■ WHAT IS EXPECTED: Return the lines where the word "food" occurs.

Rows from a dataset

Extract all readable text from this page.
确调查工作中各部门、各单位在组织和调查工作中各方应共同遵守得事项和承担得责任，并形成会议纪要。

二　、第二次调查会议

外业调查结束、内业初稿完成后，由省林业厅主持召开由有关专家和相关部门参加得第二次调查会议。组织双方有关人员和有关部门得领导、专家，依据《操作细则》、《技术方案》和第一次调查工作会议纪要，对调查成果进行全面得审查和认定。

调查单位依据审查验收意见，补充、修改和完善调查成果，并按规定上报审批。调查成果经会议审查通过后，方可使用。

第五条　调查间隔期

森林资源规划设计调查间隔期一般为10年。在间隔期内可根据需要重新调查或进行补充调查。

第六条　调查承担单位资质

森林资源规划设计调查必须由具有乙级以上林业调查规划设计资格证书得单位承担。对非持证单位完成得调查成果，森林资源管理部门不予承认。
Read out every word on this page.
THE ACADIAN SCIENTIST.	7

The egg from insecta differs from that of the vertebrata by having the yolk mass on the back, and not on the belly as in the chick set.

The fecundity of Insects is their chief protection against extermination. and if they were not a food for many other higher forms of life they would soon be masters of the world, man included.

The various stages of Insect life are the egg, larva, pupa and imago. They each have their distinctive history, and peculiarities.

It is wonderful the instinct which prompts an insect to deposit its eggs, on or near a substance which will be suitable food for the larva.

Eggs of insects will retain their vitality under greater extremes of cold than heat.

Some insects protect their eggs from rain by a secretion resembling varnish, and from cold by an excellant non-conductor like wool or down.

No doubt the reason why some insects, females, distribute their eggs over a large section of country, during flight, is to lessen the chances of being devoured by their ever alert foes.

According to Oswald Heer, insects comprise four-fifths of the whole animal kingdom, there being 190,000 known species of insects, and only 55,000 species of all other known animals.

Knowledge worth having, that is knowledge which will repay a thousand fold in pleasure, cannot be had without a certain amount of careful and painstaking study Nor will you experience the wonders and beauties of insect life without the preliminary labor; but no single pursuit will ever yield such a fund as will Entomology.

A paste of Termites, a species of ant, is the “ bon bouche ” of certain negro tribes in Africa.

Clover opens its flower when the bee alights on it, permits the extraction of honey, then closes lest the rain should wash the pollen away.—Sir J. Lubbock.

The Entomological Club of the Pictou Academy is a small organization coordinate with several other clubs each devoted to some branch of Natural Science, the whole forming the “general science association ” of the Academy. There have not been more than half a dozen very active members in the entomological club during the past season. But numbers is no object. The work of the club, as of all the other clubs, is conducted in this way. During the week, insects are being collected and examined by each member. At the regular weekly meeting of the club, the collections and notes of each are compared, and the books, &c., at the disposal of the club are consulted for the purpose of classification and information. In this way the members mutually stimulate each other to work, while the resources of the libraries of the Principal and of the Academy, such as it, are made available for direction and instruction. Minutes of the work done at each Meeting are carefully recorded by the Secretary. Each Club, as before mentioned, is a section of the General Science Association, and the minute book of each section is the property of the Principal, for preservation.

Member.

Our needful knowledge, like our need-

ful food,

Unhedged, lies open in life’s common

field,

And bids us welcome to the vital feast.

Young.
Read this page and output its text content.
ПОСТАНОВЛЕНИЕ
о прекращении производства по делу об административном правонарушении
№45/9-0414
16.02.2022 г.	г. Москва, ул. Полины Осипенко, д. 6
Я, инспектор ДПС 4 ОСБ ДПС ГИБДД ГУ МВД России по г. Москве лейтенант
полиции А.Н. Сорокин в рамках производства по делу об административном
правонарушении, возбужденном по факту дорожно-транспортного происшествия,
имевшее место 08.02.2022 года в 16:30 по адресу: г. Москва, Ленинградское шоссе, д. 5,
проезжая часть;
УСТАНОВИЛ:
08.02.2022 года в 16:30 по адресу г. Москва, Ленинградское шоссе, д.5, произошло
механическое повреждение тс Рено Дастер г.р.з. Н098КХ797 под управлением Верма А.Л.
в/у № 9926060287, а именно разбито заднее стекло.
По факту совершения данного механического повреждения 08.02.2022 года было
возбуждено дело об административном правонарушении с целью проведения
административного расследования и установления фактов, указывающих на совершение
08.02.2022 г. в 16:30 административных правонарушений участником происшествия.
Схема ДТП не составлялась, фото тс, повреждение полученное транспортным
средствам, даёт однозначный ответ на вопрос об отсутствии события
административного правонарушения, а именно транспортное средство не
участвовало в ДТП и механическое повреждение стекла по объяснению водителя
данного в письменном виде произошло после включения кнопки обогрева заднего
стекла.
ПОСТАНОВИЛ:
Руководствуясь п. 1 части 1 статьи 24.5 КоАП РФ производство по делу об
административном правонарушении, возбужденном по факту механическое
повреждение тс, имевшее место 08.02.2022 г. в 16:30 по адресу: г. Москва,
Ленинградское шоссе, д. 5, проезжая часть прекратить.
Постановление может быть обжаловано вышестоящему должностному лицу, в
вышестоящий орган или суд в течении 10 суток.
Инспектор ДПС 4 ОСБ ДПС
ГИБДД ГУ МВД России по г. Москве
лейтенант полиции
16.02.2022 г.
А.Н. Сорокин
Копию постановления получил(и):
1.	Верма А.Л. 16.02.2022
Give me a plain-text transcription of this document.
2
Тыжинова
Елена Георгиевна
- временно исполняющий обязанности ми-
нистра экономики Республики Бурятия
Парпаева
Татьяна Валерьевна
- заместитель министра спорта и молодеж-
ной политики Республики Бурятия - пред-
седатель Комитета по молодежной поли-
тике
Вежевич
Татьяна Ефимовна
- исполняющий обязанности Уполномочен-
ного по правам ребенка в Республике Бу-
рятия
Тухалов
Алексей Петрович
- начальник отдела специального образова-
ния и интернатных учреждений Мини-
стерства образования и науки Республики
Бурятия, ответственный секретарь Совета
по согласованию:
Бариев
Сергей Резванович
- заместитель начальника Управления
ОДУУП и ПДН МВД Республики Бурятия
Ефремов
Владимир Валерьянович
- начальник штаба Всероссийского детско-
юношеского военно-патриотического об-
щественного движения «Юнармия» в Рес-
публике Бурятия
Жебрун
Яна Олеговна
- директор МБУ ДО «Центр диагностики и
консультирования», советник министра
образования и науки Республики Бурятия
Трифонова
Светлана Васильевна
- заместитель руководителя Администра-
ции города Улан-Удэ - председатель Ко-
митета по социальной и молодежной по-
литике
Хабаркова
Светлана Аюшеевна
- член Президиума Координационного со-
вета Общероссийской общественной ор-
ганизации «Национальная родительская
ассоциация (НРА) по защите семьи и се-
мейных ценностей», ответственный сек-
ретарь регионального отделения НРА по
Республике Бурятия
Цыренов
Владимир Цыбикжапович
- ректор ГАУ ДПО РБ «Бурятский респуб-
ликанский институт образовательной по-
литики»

■ RESULT OF THE EXERCISE:
The fecundity of Insects is their chief protection against extermination. and if they were not a food for many other higher forms of life they would soon be masters of the world, man included.
It is wonderful the instinct which prompts an insect to deposit its eggs, on or near a substance which will be suitable food for the larva.
ful food,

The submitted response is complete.